● REQUIREMENT: Reproduce everything from the start of the material down to the line containing "x-tick-label: Q2'13 bbox=[238, 362, 273, 377]", including that line, with no changes.

● RECORDS FOR THE TASK:
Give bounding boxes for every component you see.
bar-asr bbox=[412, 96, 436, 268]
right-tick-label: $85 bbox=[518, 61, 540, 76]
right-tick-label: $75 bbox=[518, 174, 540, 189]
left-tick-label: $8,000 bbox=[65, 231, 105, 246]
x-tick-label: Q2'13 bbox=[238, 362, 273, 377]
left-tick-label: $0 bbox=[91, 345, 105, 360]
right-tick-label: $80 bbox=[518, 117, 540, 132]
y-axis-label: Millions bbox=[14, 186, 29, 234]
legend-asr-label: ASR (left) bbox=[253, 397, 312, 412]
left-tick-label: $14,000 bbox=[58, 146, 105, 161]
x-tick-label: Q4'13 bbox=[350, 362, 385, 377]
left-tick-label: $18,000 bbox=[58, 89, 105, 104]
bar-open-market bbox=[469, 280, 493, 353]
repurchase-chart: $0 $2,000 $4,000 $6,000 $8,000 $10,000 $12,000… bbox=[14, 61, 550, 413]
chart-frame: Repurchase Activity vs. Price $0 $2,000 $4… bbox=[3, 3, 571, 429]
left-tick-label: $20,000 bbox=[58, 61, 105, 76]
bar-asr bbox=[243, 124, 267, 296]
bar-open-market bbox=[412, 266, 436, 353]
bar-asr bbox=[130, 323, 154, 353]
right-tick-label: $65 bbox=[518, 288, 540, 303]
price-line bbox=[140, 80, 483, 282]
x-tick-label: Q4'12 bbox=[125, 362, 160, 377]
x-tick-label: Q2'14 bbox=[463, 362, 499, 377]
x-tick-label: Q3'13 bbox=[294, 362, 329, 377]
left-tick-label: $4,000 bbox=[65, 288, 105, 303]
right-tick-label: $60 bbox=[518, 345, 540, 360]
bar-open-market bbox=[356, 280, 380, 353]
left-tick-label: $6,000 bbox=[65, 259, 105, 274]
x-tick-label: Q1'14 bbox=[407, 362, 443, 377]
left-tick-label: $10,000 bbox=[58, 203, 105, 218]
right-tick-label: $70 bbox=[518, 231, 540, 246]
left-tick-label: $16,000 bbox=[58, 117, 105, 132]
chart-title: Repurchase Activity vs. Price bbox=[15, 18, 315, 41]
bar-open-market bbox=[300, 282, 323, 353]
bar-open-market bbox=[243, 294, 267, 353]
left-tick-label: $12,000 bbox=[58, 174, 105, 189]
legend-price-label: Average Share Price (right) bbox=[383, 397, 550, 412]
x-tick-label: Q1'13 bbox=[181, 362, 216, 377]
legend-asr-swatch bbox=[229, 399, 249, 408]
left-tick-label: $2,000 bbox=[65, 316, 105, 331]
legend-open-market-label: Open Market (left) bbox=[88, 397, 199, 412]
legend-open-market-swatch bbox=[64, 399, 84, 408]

● THE REPLY:
Give bounding boxes for every component you see.
bar-asr bbox=[412, 96, 436, 268]
right-tick-label: $85 bbox=[518, 61, 540, 76]
right-tick-label: $75 bbox=[518, 174, 540, 189]
left-tick-label: $8,000 bbox=[65, 231, 105, 246]
x-tick-label: Q2'13 bbox=[238, 362, 273, 377]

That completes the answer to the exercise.